GIVEN EXERCISE: Pull out every line containing the string "name".

START WORKING DATA

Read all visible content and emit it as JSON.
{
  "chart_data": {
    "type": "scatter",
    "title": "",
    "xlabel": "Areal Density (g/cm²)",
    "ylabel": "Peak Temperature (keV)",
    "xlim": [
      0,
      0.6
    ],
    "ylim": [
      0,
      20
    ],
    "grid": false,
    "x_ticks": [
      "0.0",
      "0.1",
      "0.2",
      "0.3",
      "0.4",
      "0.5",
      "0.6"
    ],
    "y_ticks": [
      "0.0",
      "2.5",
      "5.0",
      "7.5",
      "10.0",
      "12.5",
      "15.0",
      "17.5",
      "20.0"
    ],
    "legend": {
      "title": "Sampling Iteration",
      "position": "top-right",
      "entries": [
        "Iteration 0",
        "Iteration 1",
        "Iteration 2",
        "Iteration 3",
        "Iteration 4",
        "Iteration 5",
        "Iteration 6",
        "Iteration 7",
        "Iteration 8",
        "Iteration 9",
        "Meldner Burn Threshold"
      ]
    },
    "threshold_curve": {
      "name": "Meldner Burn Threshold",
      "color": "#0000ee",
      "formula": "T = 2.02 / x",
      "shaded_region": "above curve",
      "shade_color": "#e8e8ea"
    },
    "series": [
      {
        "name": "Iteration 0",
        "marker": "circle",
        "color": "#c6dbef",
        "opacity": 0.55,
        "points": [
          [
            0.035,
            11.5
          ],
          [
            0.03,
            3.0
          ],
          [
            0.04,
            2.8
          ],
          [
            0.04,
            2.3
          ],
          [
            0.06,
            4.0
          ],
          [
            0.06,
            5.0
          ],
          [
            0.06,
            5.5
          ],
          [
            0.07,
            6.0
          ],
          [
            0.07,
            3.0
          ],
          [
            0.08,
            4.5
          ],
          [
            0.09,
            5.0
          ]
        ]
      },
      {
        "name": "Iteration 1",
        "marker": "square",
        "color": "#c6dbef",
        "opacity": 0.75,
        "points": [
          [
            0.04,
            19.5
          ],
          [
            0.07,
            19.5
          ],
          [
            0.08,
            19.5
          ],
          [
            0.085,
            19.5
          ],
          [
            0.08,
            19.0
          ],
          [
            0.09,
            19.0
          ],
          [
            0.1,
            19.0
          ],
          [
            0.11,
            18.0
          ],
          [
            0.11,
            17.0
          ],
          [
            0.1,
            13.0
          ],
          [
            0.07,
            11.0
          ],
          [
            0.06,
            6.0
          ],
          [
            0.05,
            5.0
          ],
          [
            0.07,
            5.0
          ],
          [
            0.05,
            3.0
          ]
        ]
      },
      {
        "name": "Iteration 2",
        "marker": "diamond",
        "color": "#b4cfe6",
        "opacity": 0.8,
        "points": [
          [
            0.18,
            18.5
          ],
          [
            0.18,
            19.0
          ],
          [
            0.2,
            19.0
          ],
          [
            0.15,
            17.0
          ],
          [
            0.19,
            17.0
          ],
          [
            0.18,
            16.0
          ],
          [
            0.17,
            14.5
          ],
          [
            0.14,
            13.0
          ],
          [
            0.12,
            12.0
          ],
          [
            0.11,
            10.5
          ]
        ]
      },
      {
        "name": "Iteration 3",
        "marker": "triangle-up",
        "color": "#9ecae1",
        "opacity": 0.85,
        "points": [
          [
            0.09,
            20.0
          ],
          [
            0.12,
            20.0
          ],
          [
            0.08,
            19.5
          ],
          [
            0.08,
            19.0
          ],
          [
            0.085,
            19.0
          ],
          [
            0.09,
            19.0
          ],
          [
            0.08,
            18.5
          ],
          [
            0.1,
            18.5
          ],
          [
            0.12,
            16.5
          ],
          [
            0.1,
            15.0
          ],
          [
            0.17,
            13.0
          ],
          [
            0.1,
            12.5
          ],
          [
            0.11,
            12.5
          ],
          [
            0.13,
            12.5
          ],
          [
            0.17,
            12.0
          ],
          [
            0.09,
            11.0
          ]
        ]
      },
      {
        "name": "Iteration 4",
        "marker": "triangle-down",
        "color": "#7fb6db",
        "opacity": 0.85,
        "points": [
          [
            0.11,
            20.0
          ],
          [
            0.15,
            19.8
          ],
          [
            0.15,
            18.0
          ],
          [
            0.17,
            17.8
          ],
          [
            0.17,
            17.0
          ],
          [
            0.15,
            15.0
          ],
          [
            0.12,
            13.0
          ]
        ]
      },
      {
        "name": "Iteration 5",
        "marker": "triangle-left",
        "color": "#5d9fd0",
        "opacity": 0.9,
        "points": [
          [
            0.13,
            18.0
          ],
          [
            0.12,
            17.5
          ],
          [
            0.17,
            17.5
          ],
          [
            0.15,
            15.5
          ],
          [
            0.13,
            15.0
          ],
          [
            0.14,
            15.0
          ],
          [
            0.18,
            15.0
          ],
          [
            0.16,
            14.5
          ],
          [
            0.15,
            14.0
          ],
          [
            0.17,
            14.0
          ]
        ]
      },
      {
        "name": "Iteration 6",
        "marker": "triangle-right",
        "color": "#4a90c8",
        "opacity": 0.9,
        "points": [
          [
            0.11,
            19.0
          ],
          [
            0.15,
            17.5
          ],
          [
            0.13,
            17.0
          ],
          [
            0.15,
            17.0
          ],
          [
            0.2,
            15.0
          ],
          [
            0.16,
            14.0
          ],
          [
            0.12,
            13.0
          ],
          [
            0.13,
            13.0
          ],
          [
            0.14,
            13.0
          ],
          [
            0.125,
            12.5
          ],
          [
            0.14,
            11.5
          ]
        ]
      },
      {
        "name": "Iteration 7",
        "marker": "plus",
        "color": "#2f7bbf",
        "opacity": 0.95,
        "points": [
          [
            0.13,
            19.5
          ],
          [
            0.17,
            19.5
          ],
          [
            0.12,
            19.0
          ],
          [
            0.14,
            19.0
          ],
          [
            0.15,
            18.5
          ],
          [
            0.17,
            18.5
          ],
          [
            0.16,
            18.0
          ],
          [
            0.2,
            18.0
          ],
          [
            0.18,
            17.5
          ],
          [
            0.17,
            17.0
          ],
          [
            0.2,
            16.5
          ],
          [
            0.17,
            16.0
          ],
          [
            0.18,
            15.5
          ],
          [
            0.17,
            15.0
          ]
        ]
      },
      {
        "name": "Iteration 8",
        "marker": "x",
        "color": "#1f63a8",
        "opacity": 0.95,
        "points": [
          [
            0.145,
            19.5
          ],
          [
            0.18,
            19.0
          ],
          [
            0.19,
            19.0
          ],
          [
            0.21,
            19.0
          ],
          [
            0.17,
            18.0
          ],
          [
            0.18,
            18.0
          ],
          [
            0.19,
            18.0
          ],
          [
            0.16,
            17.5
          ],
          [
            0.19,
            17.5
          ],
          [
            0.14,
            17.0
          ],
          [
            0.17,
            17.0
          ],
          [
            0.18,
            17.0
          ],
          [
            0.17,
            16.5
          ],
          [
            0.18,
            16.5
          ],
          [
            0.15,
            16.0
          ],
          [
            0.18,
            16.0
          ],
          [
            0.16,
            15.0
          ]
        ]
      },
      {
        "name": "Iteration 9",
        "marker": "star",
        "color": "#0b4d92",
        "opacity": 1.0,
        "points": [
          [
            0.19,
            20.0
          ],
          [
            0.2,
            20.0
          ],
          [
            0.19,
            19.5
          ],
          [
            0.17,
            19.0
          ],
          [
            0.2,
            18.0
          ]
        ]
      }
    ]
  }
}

END WORKING DATA

WORKED ANSWER:
      "name": "Meldner Burn Threshold",
        "name": "Iteration 0",
        "name": "Iteration 1",
        "name": "Iteration 2",
        "name": "Iteration 3",
        "name": "Iteration 4",
        "name": "Iteration 5",
        "name": "Iteration 6",
        "name": "Iteration 7",
        "name": "Iteration 8",
        "name": "Iteration 9",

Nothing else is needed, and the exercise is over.